Layout annotation data
* * *

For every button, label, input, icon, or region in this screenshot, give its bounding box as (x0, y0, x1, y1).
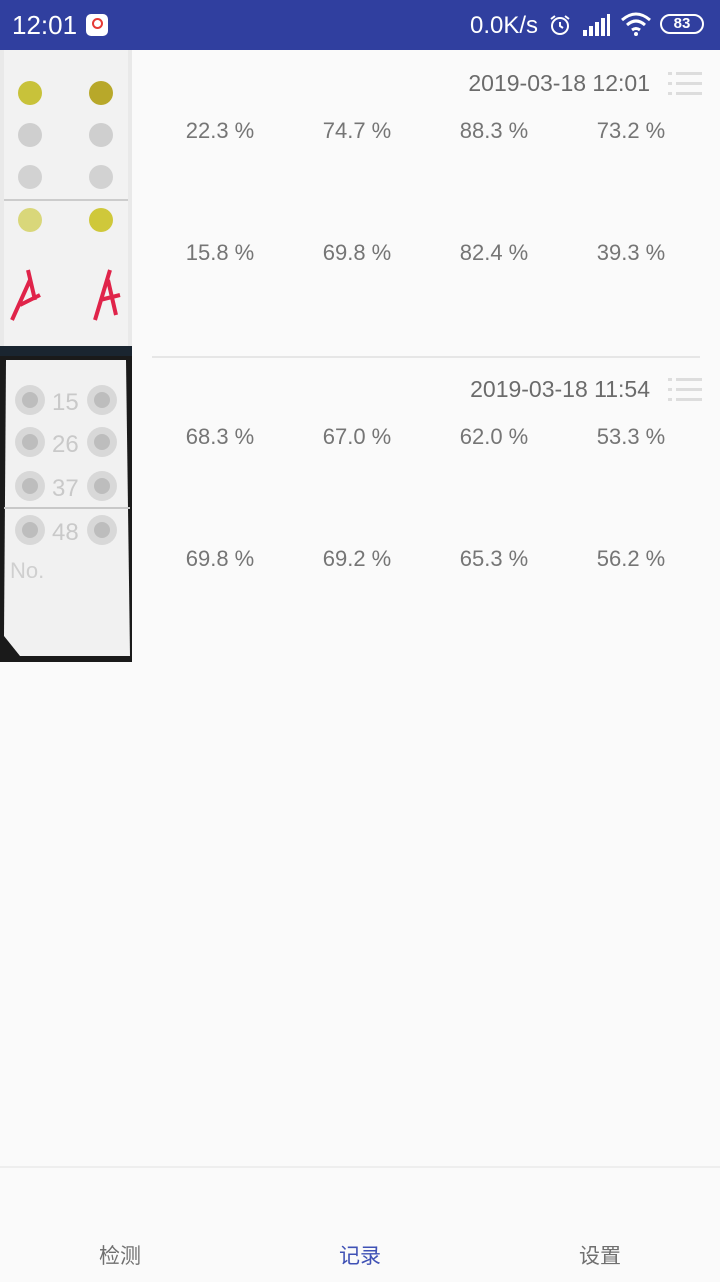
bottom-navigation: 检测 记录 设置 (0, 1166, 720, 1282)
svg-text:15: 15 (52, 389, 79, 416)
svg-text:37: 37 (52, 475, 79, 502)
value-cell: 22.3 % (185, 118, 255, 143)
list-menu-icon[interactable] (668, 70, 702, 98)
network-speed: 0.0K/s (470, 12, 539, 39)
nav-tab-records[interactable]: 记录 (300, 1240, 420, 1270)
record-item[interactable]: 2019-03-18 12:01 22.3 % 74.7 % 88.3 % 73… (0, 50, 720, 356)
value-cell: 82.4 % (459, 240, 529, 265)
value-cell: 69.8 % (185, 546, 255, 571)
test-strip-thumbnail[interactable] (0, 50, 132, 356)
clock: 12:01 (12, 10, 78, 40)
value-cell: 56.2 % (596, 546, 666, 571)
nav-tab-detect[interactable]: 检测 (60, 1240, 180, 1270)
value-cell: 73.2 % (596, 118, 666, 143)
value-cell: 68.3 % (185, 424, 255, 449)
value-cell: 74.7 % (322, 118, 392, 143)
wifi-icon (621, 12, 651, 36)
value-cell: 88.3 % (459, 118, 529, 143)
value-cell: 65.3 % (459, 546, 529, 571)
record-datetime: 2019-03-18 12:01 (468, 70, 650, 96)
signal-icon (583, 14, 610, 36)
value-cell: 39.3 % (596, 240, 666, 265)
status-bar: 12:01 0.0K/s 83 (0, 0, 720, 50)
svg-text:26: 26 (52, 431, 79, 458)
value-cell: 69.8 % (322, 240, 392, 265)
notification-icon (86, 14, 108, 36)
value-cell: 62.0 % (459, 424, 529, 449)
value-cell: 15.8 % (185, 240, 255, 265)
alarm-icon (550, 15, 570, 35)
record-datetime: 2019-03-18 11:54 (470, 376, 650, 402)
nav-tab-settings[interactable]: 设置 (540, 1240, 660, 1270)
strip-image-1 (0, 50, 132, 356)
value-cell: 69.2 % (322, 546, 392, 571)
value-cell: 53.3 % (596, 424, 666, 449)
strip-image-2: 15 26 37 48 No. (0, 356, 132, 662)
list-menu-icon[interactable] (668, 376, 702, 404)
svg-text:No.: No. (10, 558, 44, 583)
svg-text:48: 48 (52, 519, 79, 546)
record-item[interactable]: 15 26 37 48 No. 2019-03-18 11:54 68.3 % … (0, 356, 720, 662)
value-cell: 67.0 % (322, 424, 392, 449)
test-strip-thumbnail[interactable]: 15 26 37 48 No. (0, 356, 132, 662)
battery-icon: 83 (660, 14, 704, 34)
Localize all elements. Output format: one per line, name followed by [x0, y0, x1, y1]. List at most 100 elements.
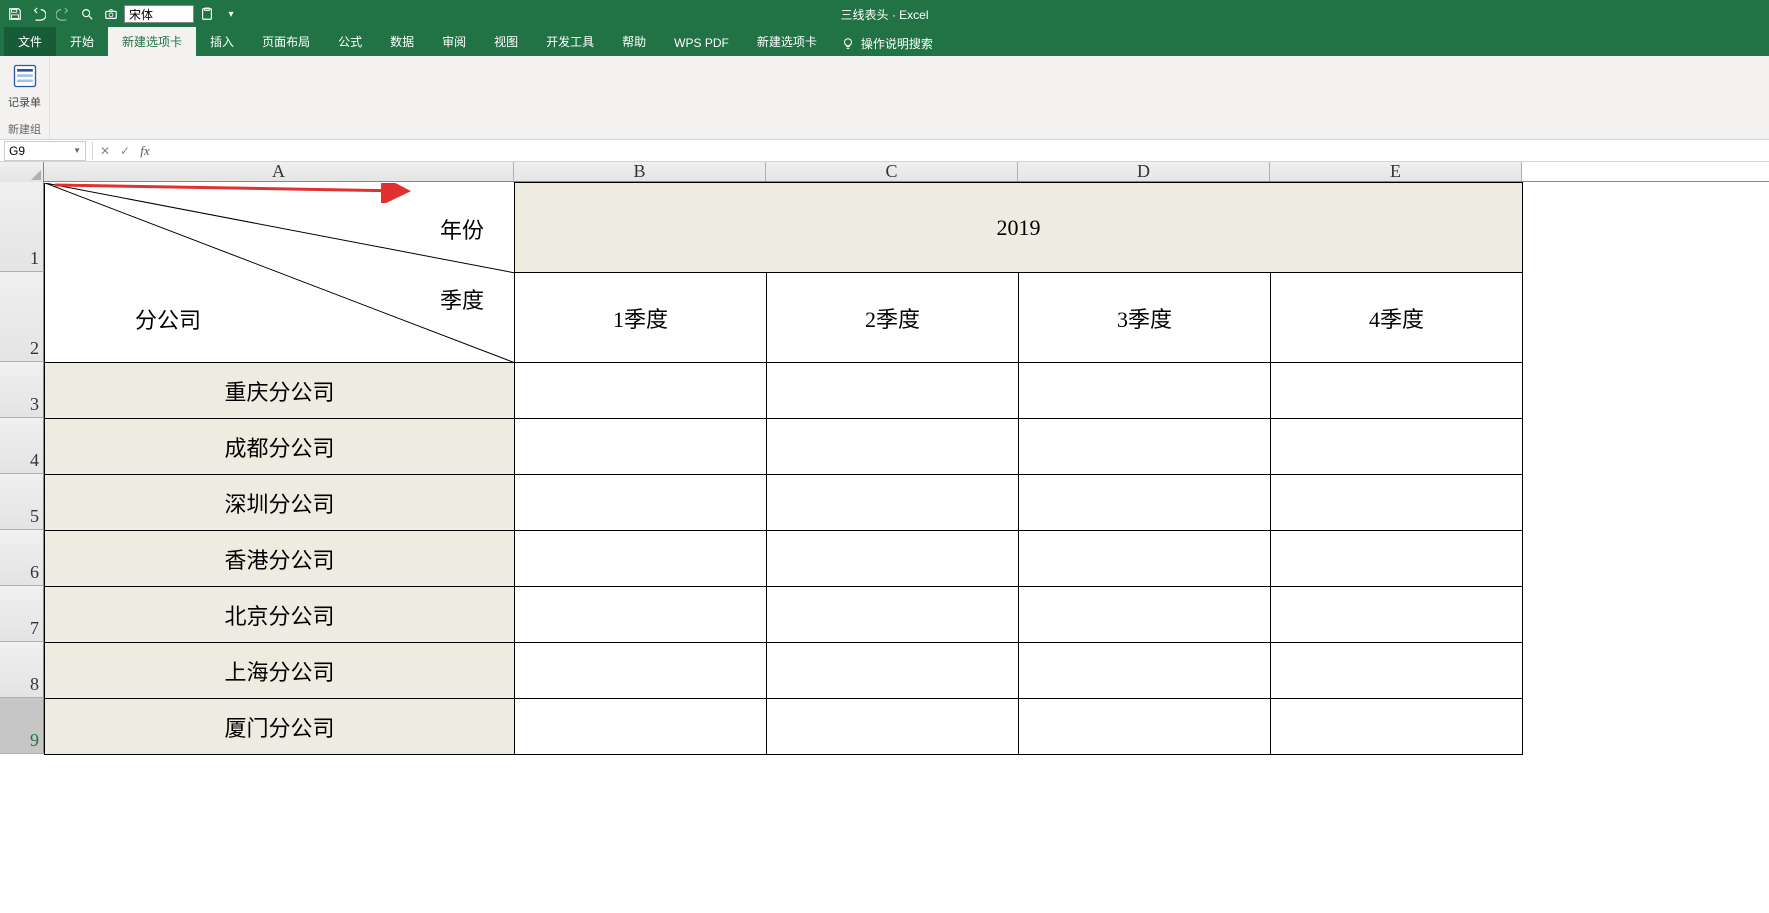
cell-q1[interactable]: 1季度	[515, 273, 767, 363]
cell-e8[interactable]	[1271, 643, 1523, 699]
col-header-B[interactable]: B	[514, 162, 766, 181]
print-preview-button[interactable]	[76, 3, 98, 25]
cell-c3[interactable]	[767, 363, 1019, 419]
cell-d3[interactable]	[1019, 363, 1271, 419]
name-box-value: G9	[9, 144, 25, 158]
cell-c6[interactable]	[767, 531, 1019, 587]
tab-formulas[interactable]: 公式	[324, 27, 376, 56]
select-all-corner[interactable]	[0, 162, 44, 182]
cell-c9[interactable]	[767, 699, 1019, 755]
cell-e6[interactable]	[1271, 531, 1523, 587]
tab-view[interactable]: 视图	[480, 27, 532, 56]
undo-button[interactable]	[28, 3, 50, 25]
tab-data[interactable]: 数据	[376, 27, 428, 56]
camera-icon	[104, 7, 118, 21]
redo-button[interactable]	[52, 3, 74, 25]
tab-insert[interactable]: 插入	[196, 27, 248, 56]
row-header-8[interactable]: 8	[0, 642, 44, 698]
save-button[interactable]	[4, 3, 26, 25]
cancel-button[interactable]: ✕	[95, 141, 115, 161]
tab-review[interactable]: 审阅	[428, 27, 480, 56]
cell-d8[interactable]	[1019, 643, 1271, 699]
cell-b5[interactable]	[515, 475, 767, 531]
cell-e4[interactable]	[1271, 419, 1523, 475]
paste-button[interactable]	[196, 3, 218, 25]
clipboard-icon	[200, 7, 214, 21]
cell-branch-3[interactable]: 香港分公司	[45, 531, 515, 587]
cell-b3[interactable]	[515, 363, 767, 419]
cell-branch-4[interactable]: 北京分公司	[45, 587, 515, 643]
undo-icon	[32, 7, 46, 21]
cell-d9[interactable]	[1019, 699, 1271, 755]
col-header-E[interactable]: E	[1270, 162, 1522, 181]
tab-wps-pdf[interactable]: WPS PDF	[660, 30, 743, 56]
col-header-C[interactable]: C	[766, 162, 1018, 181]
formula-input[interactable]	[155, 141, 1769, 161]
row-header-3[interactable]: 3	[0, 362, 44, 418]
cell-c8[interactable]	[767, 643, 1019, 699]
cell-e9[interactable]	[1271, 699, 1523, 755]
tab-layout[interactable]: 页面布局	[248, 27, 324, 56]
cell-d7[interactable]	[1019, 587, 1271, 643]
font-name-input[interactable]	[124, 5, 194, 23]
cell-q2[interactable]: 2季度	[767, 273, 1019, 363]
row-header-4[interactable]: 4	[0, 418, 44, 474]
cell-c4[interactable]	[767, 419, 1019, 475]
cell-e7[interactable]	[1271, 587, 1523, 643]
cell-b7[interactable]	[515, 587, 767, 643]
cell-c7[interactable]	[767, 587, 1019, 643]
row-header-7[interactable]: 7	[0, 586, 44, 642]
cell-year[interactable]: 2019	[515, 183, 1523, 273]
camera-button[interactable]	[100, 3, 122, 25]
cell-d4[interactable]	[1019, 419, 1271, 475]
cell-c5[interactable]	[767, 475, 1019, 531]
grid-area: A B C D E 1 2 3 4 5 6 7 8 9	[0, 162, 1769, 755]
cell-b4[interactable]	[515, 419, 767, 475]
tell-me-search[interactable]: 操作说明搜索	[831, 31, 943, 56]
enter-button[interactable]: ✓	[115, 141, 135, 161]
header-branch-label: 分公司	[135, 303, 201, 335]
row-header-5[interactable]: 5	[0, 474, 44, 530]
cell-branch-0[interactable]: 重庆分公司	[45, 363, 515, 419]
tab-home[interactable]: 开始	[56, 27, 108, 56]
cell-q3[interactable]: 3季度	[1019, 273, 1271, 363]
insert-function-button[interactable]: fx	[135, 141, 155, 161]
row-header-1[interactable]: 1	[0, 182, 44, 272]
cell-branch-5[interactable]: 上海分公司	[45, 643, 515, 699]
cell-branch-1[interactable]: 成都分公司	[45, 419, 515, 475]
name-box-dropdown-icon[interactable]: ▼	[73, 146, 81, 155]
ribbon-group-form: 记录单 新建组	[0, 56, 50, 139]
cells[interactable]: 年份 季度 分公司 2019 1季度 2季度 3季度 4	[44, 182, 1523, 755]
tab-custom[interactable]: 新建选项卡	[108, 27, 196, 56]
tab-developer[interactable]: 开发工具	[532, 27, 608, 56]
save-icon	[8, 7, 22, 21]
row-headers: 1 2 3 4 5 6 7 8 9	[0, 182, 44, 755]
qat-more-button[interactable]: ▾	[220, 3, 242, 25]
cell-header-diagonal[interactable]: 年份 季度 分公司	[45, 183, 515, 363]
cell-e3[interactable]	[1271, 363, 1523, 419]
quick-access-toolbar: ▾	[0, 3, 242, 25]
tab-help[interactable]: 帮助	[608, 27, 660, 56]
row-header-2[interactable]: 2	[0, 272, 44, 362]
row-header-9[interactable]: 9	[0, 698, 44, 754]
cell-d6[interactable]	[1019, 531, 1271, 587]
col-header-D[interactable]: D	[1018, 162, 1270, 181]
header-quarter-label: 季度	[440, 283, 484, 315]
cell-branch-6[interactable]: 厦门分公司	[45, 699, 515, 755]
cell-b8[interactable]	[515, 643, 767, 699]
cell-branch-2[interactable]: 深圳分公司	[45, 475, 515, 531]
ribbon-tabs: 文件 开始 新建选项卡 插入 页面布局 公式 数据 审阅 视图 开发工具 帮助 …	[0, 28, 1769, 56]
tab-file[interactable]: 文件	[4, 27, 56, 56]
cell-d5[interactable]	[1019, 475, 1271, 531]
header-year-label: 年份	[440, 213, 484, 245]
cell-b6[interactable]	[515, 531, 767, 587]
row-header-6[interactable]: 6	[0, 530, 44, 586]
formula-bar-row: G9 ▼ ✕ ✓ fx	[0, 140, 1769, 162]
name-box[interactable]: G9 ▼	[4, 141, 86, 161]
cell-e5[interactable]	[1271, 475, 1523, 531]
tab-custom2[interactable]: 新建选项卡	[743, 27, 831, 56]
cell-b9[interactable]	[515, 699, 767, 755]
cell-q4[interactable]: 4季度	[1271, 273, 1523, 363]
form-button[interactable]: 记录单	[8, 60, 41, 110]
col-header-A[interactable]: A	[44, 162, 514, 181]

* * *

Arrange the lines from the line with "bottom-navigation: 检测 记录" to the line with "record-item[interactable]: 15 26" as a Markdown table with the columns Row and Line. Number the rows in order and leave out any blank lines.

| Row | Line |
|---|---|
| 1 | bottom-navigation: 检测 记录 设置 (0, 1166, 720, 1282) |
| 2 | svg-text:15: 15 (52, 389, 79, 416) |
| 3 | svg-text:37: 37 (52, 475, 79, 502) |
| 4 | value-cell: 22.3 % (185, 118, 255, 143) |
| 5 | list-menu-icon[interactable] (668, 70, 702, 98) |
| 6 | network-speed: 0.0K/s (470, 12, 539, 39) |
| 7 | nav-tab-records[interactable]: 记录 (300, 1240, 420, 1270) |
| 8 | record-item[interactable]: 2019-03-18 12:01 22.3 % 74.7 % 88.3 % 73… (0, 50, 720, 356) |
| 9 | value-cell: 82.4 % (459, 240, 529, 265) |
| 10 | value-cell: 69.8 % (185, 546, 255, 571) |
| 11 | test-strip-thumbnail[interactable] (0, 50, 132, 356) |
| 12 | clock: 12:01 (12, 10, 78, 40) |
| 13 | value-cell: 56.2 % (596, 546, 666, 571) |
| 14 | nav-tab-detect[interactable]: 检测 (60, 1240, 180, 1270) |
| 15 | value-cell: 73.2 % (596, 118, 666, 143) |
| 16 | value-cell: 68.3 % (185, 424, 255, 449) |
| 17 | value-cell: 74.7 % (322, 118, 392, 143) |
| 18 | wifi-icon (621, 12, 651, 36) |
| 19 | value-cell: 88.3 % (459, 118, 529, 143) |
| 20 | value-cell: 65.3 % (459, 546, 529, 571) |
| 21 | record-datetime: 2019-03-18 12:01 (468, 70, 650, 96) |
| 22 | signal-icon (583, 14, 610, 36) |
| 23 | value-cell: 39.3 % (596, 240, 666, 265) |
| 24 | status-bar: 12:01 0.0K/s 83 (0, 0, 720, 50) |
| 25 | svg-text:26: 26 (52, 431, 79, 458) |
| 26 | value-cell: 69.8 % (322, 240, 392, 265) |
| 27 | notification-icon (86, 14, 108, 36) |
| 28 | value-cell: 62.0 % (459, 424, 529, 449) |
| 29 | value-cell: 15.8 % (185, 240, 255, 265) |
| 30 | alarm-icon (550, 15, 570, 35) |
| 31 | record-datetime: 2019-03-18 11:54 (470, 376, 650, 402) |
| 32 | nav-tab-settings[interactable]: 设置 (540, 1240, 660, 1270) |
| 33 | strip-image-1 (0, 50, 132, 356) |
| 34 | value-cell: 69.2 % (322, 546, 392, 571) |
| 35 | value-cell: 53.3 % (596, 424, 666, 449) |
| 36 | strip-image-2: 15 26 37 48 No. (0, 356, 132, 662) |
| 37 | list-menu-icon[interactable] (668, 376, 702, 404) |
| 38 | svg-text:No.: No. (10, 558, 44, 583) |
| 39 | svg-text:48: 48 (52, 519, 79, 546) |
| 40 | record-item[interactable]: 15 26 37 48 No. 2019-03-18 11:54 68.3 % … (0, 356, 720, 662) |